Qual é o impacto social das políticas de austeridade? O bom senso sugere alguma relação entre consolidação orçamental e aumento da pobreza. De forma surpreendente, os dados apresentam um desvio significativo face ao que seria sugerido por esta hipótese (fonte: Pedro Magalhães). O problema está nos dados, na hipótese ou noutro lado qualquer?
Chegando tarde a este assunto (veja-se um óptimo comentário de Hugo Mendes, por exemplo), gostaria apenas de acrescentar umas pequenas notas. O caso da pobreza (ver gráfico) é o mais intrigante. Como já foi apontado por vários comentadores, o facto de a linha de pobreza estar indexada ao salário mediano torna a sua leitura complicada, na medida em que torna difícil perceber se o comportamento deste indicador reflecte uma degradação das condições de vida dos mais pobres ou apenas oscilações no indexante. Um problema adicional é que os dados estão mal atribuídos – de forma algo bizarra, nos dados do Eurostat, ‘2012’ quer na verdade dizer ‘2011’.
Congelando a linha de pobreza ao nível de 2008, e atribuindo os valores aos anos correctos, o resultado aproxima-se um pouco mais do que era esperado.

Mas permanecem algumas dúvidas. A taxa de pobreza de Portugal, por exemplo, sobe mais ou menos em linha com a média europeia, o que parece estranho tendo em conta a situação do país. Na Grécia, por outro lado, a derrapagem é extraordinária, e muito maior do que seria justificado pela evolução dos principais indicadores macroeconómicos (mais sobre o tópico em baixo).
Será a composição do ajustamento orçamental português mais equitativa? Alguns estudos indicam que não, mas o que gostaria de propor aqui é que esta questão é de importância limitada para aferir o impacto da consolidação nas taxas de pobreza. Recorro a um exemplo. Imagine-se um processo de ajustamento orçamental que consta única e exclusivamente de um imposto de 50% sobre os rendimentos dos 20% mais ricos. O efeito mecânico desta seria uma redução de salários no ‘topo’, manutenção de salários na ‘base’ e uma consequente diminuição da desigualdade.
Mas a história não termina aqui: depois disto, a redução de salários terá um efeito posterior no consumo das famílias, que acabará por afectar a actividade económica e, consequentemente, o emprego. Assim, para além de efeitos microeconómicos de primeira ordem, é necessário levar em conta os efeitos macroeconómicos de segunda ordem. Os grupos mais vulneráveis podem ser insulados dos efeitos de primeira ordem através de uma cuidadosa calibração das medidas de austeridade (impostos progressivos, cláusulas de salvaguarda, etc.); mas estão tão expostos quanto qualquer outro grupo à contracção do emprego que inevitavelmente se seguirá.

=== Registos ===
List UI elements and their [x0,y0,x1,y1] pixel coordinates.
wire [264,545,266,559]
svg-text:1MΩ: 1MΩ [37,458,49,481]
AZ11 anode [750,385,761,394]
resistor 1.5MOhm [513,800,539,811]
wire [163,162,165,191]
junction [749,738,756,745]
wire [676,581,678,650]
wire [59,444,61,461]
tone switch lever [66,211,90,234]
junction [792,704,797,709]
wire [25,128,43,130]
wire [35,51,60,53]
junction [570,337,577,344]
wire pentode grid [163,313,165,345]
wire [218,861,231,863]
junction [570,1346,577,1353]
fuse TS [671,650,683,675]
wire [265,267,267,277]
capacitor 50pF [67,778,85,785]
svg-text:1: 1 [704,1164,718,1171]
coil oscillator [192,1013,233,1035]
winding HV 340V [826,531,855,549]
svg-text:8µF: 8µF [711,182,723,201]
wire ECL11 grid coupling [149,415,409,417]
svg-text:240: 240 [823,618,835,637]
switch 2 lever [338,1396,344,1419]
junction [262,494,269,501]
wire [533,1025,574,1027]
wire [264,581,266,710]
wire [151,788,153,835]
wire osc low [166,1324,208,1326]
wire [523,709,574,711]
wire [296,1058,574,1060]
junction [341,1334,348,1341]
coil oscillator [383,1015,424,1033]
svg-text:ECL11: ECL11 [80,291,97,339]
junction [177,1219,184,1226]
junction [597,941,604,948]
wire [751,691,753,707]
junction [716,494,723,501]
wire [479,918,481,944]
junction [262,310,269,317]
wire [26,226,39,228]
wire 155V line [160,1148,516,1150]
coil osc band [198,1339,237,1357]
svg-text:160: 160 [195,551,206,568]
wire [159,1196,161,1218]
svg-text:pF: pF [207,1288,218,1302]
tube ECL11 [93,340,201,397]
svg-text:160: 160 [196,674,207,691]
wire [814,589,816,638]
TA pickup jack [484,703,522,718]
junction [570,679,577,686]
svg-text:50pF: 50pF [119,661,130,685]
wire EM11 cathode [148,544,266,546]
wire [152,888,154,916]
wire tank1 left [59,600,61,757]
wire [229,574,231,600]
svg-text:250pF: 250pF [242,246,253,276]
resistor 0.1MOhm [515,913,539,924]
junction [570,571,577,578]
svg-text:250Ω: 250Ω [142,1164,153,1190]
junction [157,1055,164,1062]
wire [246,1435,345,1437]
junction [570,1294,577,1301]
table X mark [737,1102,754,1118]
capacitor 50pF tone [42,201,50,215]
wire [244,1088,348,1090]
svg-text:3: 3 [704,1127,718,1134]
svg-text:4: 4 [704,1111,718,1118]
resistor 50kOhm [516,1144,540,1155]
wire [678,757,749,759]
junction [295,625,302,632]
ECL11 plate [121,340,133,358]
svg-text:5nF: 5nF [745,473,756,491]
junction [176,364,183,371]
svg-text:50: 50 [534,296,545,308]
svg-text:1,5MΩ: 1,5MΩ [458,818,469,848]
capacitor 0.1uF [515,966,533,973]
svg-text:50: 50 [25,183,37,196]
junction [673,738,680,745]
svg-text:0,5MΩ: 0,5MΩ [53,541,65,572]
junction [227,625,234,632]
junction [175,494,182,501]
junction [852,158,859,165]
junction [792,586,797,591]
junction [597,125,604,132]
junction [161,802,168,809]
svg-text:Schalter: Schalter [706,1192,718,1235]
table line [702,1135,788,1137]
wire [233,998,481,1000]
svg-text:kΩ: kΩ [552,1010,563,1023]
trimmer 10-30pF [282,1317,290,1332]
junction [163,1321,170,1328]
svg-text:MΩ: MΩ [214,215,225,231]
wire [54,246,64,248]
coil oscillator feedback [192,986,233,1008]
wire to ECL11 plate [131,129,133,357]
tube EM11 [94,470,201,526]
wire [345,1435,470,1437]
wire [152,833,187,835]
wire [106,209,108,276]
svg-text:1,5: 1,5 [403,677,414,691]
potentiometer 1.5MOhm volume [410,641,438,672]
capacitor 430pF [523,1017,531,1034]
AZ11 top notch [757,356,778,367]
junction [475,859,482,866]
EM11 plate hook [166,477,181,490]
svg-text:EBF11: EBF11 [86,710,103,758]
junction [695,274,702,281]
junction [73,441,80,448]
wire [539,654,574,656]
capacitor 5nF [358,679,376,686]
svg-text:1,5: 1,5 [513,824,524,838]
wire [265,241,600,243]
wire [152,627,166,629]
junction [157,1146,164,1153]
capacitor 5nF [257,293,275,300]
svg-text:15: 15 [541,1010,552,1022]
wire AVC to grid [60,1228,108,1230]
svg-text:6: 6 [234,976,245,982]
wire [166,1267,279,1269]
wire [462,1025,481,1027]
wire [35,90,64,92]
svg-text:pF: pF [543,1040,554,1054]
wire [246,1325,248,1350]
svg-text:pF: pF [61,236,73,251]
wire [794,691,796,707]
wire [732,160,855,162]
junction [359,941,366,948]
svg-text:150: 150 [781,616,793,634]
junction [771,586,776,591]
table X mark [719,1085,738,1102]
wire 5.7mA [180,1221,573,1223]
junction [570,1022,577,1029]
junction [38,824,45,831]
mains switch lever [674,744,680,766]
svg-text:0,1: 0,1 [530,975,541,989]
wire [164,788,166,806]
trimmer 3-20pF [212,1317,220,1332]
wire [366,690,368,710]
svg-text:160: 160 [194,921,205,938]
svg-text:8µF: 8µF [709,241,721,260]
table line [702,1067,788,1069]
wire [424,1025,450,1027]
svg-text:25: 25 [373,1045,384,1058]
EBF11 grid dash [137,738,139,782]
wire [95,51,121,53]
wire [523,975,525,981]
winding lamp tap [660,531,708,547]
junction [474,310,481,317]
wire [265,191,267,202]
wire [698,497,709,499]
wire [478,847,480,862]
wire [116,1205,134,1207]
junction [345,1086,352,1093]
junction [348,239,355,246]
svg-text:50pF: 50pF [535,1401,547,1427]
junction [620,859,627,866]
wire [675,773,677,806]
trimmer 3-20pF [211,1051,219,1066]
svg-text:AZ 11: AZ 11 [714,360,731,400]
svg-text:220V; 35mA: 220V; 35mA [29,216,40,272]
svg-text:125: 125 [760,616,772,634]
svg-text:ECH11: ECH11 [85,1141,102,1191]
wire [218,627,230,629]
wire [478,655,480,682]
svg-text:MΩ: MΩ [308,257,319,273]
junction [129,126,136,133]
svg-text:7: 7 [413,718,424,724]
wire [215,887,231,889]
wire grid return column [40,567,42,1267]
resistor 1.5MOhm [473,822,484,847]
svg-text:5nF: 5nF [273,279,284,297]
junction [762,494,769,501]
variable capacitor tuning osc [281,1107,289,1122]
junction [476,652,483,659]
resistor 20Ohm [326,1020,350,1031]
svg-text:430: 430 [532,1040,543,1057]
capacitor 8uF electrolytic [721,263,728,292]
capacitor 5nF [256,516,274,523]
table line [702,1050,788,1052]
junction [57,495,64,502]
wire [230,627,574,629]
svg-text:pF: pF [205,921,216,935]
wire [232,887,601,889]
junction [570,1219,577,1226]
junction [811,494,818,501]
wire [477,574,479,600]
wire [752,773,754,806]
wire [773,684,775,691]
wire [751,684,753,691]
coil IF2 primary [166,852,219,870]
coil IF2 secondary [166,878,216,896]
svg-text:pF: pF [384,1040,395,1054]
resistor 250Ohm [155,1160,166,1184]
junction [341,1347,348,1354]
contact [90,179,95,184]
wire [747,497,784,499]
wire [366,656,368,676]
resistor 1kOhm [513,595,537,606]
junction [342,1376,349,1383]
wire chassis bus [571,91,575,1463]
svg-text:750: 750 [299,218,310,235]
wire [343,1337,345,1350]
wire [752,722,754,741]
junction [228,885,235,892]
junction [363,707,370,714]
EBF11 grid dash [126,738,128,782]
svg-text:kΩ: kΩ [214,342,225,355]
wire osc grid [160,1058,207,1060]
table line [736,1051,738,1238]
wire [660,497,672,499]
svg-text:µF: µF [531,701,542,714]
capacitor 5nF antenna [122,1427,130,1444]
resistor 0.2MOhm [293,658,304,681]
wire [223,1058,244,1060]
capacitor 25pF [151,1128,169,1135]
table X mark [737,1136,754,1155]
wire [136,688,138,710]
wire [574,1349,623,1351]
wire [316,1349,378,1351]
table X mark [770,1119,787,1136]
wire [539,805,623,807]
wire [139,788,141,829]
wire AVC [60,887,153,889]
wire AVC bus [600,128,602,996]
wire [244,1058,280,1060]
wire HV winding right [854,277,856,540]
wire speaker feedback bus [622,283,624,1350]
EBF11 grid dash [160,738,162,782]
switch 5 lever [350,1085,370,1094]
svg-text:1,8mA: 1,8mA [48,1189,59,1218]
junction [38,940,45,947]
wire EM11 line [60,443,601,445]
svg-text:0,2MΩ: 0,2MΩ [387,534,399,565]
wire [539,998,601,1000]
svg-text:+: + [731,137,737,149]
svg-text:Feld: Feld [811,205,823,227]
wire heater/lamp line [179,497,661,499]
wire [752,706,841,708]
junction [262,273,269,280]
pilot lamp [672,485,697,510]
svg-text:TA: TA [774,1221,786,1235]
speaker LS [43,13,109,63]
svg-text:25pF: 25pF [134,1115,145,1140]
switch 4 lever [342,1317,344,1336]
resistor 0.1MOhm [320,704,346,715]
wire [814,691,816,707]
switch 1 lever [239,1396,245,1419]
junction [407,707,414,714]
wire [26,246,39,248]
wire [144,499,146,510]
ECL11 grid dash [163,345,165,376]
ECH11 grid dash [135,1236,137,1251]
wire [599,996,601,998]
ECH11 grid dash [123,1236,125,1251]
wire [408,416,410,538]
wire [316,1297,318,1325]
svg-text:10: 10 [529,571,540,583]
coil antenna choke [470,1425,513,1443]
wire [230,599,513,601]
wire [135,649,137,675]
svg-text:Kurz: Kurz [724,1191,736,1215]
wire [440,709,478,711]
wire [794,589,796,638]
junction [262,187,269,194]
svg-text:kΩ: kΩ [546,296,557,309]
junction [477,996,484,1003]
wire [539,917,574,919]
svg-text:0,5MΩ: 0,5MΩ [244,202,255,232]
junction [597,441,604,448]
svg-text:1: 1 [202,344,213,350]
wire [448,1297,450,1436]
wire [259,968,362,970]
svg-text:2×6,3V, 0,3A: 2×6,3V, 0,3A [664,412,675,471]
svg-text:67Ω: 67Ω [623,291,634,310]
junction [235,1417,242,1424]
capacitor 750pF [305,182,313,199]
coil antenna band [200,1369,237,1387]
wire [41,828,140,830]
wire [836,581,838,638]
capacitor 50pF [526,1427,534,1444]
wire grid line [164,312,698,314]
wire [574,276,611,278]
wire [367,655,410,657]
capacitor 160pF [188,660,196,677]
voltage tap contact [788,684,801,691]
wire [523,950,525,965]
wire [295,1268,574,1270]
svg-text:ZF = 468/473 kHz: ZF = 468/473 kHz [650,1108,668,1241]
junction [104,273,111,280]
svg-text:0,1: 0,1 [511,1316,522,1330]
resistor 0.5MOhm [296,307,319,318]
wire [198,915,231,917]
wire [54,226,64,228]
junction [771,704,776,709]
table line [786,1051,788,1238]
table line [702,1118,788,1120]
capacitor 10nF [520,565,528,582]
...
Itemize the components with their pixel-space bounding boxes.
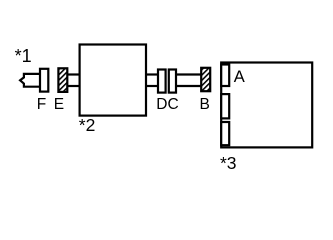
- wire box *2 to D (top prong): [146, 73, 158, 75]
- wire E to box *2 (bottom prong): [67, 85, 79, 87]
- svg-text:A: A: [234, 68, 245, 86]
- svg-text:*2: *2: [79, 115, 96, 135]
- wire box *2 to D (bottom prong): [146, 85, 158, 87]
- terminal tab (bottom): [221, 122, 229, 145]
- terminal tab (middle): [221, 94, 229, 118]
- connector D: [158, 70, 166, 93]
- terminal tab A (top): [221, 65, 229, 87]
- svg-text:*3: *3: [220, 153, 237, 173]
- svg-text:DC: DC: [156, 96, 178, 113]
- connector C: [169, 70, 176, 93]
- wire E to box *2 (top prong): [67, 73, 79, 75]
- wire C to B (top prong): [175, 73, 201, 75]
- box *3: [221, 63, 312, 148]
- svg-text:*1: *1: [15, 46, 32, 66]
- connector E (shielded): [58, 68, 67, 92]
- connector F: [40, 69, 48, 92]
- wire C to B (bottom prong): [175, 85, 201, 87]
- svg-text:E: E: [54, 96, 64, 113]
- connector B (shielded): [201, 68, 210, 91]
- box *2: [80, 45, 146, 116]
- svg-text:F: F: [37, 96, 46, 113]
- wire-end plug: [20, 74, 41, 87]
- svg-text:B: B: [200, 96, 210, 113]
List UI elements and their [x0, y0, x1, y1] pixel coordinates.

=== Lista de tarefas ===
**1.** No texto sobre austeridade e pobreza, a que está indexada a linha de pobreza?
**2.** Devolve, sem qualquer alteração, o trecho do texto sobre austeridade e pobreza que começa em "Chegando tarde a" e segue até "que era esperado.".
**3.** Prolonga o texto sobre austeridade e pobreza a partir do ponto em que termina.
Os registos não têm qualquer papel nesta tarefa.

=== Problemas resolvidos ===
**1.** Ao salário mediano.

**2.**
Chegando tarde a este assunto (veja-se um óptimo comentário de Hugo Mendes, por exemplo), gostaria apenas de acrescentar umas pequenas notas. O caso da pobreza (ver gráfico) é o mais intrigante. Como já foi apontado por vários comentadores, o facto de a linha de pobreza estar indexada ao salário mediano torna a sua leitura complicada, na medida em que torna difícil perceber se o comportamento deste indicador reflecte uma degradação das condições de vida dos mais pobres ou apenas oscilações no indexante. Um problema adicional é que os dados estão mal atribuídos – de forma algo bizarra, nos dados do Eurostat, ‘2012’ quer na verdade dizer ‘2011’.
Congelando a linha de pobreza ao nível de 2008, e atribuindo os valores aos anos correctos, o resultado aproxima-se um pouco mais do que era esperado.

**3.**
Ora, na medida em que o principal determinante da pobreza é a situação laboral (emprego/desemprego), o segundo efeito tenderá a sobrepor-se ao primeiro. A principal implicação de tudo isto é que a calibração da austeridade não deverá ter grande impacto na variação da taxa de pobreza. Ao mesmo tempo, e na medida em que o canal de transmissão da austeridade à pobreza é a vitalidade do mercado laboral, um processo de consolidação orçamental poderá não afectar a taxa de pobreza se for implementado num momento de crescimento económico.
Podemos exprimir esta ideia comparando a variação da taxa de pobreza com uma medida da variação do emprego e uma medida da austeridade. O segundo painel de cada caso limita-se a retirar a Grécia da amostra. Como se vê, a relação entre austeridade e pobreza praticamente desaparece quando o caso grego é eliminado. Isto porque a pobreza na Grécia aumentou muito mais do que se esperava tendo em conta quer o ajustamento orçamental quer o aumento do desemprego.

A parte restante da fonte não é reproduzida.